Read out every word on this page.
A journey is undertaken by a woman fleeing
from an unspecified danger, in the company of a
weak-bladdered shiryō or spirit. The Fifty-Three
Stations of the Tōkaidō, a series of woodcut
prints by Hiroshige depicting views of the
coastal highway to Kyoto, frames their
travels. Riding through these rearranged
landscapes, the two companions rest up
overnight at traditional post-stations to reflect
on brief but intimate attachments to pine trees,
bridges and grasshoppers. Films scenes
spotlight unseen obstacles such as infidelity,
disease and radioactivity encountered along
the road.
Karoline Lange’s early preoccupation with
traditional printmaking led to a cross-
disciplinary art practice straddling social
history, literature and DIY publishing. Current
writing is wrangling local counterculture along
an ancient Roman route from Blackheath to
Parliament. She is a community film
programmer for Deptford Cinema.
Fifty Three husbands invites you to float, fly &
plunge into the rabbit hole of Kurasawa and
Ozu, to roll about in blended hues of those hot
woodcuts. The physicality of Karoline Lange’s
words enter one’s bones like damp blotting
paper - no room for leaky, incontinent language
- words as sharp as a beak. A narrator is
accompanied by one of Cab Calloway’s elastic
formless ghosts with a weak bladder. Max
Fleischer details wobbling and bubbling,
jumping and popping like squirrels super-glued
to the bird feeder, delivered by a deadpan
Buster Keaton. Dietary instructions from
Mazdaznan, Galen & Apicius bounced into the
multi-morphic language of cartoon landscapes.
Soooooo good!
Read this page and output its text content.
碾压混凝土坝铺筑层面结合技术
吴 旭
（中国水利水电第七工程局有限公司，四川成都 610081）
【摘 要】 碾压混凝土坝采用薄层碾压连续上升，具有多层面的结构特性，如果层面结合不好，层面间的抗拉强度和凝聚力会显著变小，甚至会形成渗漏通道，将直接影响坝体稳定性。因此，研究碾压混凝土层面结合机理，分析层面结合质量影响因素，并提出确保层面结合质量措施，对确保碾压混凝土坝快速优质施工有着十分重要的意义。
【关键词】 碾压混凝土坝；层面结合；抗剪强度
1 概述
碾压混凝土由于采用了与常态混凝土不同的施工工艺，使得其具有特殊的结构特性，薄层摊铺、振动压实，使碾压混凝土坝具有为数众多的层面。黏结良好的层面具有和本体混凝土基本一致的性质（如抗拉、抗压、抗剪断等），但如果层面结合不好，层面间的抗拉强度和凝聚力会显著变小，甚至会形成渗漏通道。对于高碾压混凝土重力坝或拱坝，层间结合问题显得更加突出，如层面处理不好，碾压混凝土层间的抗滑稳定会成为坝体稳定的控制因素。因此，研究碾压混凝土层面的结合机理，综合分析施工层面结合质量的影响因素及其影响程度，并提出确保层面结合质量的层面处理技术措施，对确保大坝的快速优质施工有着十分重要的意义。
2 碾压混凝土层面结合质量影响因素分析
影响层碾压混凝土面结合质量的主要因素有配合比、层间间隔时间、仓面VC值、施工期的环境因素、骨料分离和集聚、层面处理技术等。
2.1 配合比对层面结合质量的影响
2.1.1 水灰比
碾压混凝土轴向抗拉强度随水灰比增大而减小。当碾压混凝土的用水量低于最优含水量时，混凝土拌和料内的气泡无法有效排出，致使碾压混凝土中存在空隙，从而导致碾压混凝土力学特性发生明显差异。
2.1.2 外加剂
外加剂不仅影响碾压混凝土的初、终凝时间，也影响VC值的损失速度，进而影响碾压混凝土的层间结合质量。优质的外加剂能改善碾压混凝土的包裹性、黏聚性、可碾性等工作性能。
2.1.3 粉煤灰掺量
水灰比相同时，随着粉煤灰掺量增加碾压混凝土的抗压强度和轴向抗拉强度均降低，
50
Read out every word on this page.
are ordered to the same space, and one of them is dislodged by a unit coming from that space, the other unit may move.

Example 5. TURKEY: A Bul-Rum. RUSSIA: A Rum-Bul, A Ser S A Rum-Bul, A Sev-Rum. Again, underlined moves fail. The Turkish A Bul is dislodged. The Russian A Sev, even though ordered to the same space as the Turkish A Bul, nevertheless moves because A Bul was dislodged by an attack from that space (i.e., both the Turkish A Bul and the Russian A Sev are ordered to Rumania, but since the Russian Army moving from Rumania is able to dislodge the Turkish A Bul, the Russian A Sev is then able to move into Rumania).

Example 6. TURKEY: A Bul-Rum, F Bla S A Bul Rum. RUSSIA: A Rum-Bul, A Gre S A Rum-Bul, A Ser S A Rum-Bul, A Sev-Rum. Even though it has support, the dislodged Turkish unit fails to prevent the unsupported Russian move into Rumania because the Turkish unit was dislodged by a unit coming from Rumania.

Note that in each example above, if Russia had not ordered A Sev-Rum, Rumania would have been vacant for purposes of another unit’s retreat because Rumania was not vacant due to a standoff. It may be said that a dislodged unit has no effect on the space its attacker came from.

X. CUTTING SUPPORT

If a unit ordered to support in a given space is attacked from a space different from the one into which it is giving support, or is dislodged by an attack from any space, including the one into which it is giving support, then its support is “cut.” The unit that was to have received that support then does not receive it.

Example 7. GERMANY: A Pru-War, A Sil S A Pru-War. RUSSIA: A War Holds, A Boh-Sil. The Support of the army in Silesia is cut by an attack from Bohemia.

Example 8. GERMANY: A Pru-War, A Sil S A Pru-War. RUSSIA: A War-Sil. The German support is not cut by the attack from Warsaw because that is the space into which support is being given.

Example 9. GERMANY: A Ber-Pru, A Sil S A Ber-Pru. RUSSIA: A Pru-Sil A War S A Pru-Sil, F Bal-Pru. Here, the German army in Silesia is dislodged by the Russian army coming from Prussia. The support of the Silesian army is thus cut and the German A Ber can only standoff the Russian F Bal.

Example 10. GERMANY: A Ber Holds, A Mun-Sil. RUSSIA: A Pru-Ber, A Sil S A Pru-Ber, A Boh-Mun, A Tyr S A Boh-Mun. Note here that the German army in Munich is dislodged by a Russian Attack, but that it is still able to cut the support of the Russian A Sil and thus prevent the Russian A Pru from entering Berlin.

PROBLEM »
Go through the listing above and return every line where the word "Turkish" occurs.

EXPECTED ANSWER »
Example 5. TURKEY: A Bul-Rum. RUSSIA: A Rum-Bul, A Ser S A Rum-Bul, A Sev-Rum. Again, underlined moves fail. The Turkish A Bul is dislodged. The Russian A Sev, even though ordered to the same space as the Turkish A Bul, nevertheless moves because A Bul was dislodged by an attack from that space (i.e., both the Turkish A Bul and the Russian A Sev are ordered to Rumania, but since the Russian Army moving from Rumania is able to dislodge the Turkish A Bul, the Russian A Sev is then able to move into Rumania).
Example 6. TURKEY: A Bul-Rum, F Bla S A Bul Rum. RUSSIA: A Rum-Bul, A Gre S A Rum-Bul, A Ser S A Rum-Bul, A Sev-Rum. Even though it has support, the dislodged Turkish unit fails to prevent the unsupported Russian move into Rumania because the Turkish unit was dislodged by a unit coming from Rumania.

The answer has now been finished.